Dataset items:
-*-

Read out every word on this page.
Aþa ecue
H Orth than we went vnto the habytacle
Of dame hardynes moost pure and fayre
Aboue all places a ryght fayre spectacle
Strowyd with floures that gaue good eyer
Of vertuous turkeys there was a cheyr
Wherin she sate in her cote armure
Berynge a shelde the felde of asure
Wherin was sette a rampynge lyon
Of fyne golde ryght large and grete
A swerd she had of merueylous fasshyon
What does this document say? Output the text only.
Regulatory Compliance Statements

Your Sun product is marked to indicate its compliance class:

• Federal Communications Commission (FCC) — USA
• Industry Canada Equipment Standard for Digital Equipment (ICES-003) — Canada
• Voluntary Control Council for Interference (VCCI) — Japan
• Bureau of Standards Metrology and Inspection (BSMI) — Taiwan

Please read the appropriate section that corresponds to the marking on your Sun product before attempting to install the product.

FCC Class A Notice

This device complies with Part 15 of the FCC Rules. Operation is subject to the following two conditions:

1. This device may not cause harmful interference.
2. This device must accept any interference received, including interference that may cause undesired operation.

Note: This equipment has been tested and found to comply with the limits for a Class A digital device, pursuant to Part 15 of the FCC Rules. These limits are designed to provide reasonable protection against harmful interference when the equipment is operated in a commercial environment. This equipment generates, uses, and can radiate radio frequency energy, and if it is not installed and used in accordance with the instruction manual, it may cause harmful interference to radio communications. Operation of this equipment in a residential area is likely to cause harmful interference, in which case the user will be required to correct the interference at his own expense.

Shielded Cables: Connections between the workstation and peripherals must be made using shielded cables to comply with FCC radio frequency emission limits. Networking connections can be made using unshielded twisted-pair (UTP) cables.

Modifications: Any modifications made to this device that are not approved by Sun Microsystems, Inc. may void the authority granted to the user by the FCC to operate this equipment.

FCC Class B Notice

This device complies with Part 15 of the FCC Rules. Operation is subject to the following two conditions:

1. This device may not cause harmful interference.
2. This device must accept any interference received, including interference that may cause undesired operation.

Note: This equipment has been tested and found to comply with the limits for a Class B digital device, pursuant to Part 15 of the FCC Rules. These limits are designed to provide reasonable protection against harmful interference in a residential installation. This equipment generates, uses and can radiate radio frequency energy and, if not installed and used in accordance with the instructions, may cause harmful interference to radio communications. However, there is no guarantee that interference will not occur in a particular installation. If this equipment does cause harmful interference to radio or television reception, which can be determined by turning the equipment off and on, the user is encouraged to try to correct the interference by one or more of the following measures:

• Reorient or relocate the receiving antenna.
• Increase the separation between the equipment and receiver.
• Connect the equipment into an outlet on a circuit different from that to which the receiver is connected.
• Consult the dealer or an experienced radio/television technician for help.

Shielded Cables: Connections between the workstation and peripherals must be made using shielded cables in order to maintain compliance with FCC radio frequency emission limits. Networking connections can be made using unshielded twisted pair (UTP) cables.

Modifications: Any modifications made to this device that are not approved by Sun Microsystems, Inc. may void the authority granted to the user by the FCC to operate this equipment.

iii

-*-

Work to be completed:
Repeat the material above in full, exactly as it stands.

Task response:
Read out every word on this page.
Aþa ecue
H Orth than we went vnto the habytacle
Of dame hardynes moost pure and fayre
Aboue all places a ryght fayre spectacle
Strowyd with floures that gaue good eyer
Of vertuous turkeys there was a cheyr
Wherin she sate in her cote armure
Berynge a shelde the felde of asure
Wherin was sette a rampynge lyon
Of fyne golde ryght large and grete
A swerd she had of merueylous fasshyon
What does this document say? Output the text only.
Regulatory Compliance Statements

Your Sun product is marked to indicate its compliance class:

• Federal Communications Commission (FCC) — USA
• Industry Canada Equipment Standard for Digital Equipment (ICES-003) — Canada
• Voluntary Control Council for Interference (VCCI) — Japan
• Bureau of Standards Metrology and Inspection (BSMI) — Taiwan

Please read the appropriate section that corresponds to the marking on your Sun product before attempting to install the product.

FCC Class A Notice

This device complies with Part 15 of the FCC Rules. Operation is subject to the following two conditions:

1. This device may not cause harmful interference.
2. This device must accept any interference received, including interference that may cause undesired operation.

Note: This equipment has been tested and found to comply with the limits for a Class A digital device, pursuant to Part 15 of the FCC Rules. These limits are designed to provide reasonable protection against harmful interference when the equipment is operated in a commercial environment. This equipment generates, uses, and can radiate radio frequency energy, and if it is not installed and used in accordance with the instruction manual, it may cause harmful interference to radio communications. Operation of this equipment in a residential area is likely to cause harmful interference, in which case the user will be required to correct the interference at his own expense.

Shielded Cables: Connections between the workstation and peripherals must be made using shielded cables to comply with FCC radio frequency emission limits. Networking connections can be made using unshielded twisted-pair (UTP) cables.

Modifications: Any modifications made to this device that are not approved by Sun Microsystems, Inc. may void the authority granted to the user by the FCC to operate this equipment.

FCC Class B Notice

This device complies with Part 15 of the FCC Rules. Operation is subject to the following two conditions:

1. This device may not cause harmful interference.
2. This device must accept any interference received, including interference that may cause undesired operation.

Note: This equipment has been tested and found to comply with the limits for a Class B digital device, pursuant to Part 15 of the FCC Rules. These limits are designed to provide reasonable protection against harmful interference in a residential installation. This equipment generates, uses and can radiate radio frequency energy and, if not installed and used in accordance with the instructions, may cause harmful interference to radio communications. However, there is no guarantee that interference will not occur in a particular installation. If this equipment does cause harmful interference to radio or television reception, which can be determined by turning the equipment off and on, the user is encouraged to try to correct the interference by one or more of the following measures:

• Reorient or relocate the receiving antenna.
• Increase the separation between the equipment and receiver.
• Connect the equipment into an outlet on a circuit different from that to which the receiver is connected.
• Consult the dealer or an experienced radio/television technician for help.

Shielded Cables: Connections between the workstation and peripherals must be made using shielded cables in order to maintain compliance with FCC radio frequency emission limits. Networking connections can be made using unshielded twisted pair (UTP) cables.

Modifications: Any modifications made to this device that are not approved by Sun Microsystems, Inc. may void the authority granted to the user by the FCC to operate this equipment.

iii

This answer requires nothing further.